> SET PROBLEM
Quote the full listing word for word.

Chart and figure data

········

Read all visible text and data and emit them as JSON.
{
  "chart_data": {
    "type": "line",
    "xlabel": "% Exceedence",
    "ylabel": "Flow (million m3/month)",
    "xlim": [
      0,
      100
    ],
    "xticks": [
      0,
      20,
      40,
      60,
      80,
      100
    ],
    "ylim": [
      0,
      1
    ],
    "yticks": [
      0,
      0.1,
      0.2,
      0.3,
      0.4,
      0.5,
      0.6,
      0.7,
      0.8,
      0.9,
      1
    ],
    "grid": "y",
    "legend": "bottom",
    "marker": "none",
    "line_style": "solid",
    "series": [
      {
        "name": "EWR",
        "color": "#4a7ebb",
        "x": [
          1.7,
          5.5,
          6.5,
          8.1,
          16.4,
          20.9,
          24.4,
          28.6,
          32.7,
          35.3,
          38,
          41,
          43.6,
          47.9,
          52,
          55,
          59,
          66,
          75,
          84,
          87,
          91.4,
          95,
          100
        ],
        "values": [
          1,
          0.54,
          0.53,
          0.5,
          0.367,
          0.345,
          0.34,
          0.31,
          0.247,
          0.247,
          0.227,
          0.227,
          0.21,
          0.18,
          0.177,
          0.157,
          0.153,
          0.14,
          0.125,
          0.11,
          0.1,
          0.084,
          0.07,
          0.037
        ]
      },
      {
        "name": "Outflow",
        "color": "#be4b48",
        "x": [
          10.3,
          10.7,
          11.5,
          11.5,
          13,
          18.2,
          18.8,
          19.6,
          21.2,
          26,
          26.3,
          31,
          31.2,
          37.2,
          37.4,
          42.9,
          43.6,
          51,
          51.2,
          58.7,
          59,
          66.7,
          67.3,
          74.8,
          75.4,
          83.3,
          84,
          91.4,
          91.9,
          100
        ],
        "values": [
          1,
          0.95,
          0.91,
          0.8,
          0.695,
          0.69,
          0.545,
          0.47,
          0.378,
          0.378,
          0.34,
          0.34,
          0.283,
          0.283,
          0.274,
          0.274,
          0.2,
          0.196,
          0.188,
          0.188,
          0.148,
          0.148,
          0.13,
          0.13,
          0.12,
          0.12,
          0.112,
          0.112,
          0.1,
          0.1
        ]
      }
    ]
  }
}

········

> TASK ANSWER
Read all visible text and data and emit them as JSON.
{
  "chart_data": {
    "type": "line",
    "xlabel": "% Exceedence",
    "ylabel": "Flow (million m3/month)",
    "xlim": [
      0,
      100
    ],
    "xticks": [
      0,
      20,
      40,
      60,
      80,
      100
    ],
    "ylim": [
      0,
      1
    ],
    "yticks": [
      0,
      0.1,
      0.2,
      0.3,
      0.4,
      0.5,
      0.6,
      0.7,
      0.8,
      0.9,
      1
    ],
    "grid": "y",
    "legend": "bottom",
    "marker": "none",
    "line_style": "solid",
    "series": [
      {
        "name": "EWR",
        "color": "#4a7ebb",
        "x": [
          1.7,
          5.5,
          6.5,
          8.1,
          16.4,
          20.9,
          24.4,
          28.6,
          32.7,
          35.3,
          38,
          41,
          43.6,
          47.9,
          52,
          55,
          59,
          66,
          75,
          84,
          87,
          91.4,
          95,
          100
        ],
        "values": [
          1,
          0.54,
          0.53,
          0.5,
          0.367,
          0.345,
          0.34,
          0.31,
          0.247,
          0.247,
          0.227,
          0.227,
          0.21,
          0.18,
          0.177,
          0.157,
          0.153,
          0.14,
          0.125,
          0.11,
          0.1,
          0.084,
          0.07,
          0.037
        ]
      },
      {
        "name": "Outflow",
        "color": "#be4b48",
        "x": [
          10.3,
          10.7,
          11.5,
          11.5,
          13,
          18.2,
          18.8,
          19.6,
          21.2,
          26,
          26.3,
          31,
          31.2,
          37.2,
          37.4,
          42.9,
          43.6,
          51,
          51.2,
          58.7,
          59,
          66.7,
          67.3,
          74.8,
          75.4,
          83.3,
          84,
          91.4,
          91.9,
          100
        ],
        "values": [
          1,
          0.95,
          0.91,
          0.8,
          0.695,
          0.69,
          0.545,
          0.47,
          0.378,
          0.378,
          0.34,
          0.34,
          0.283,
          0.283,
          0.274,
          0.274,
          0.2,
          0.196,
          0.188,
          0.188,
          0.148,
          0.148,
          0.13,
          0.13,
          0.12,
          0.12,
          0.112,
          0.112,
          0.1,
          0.1
        ]
      }
    ]
  }
}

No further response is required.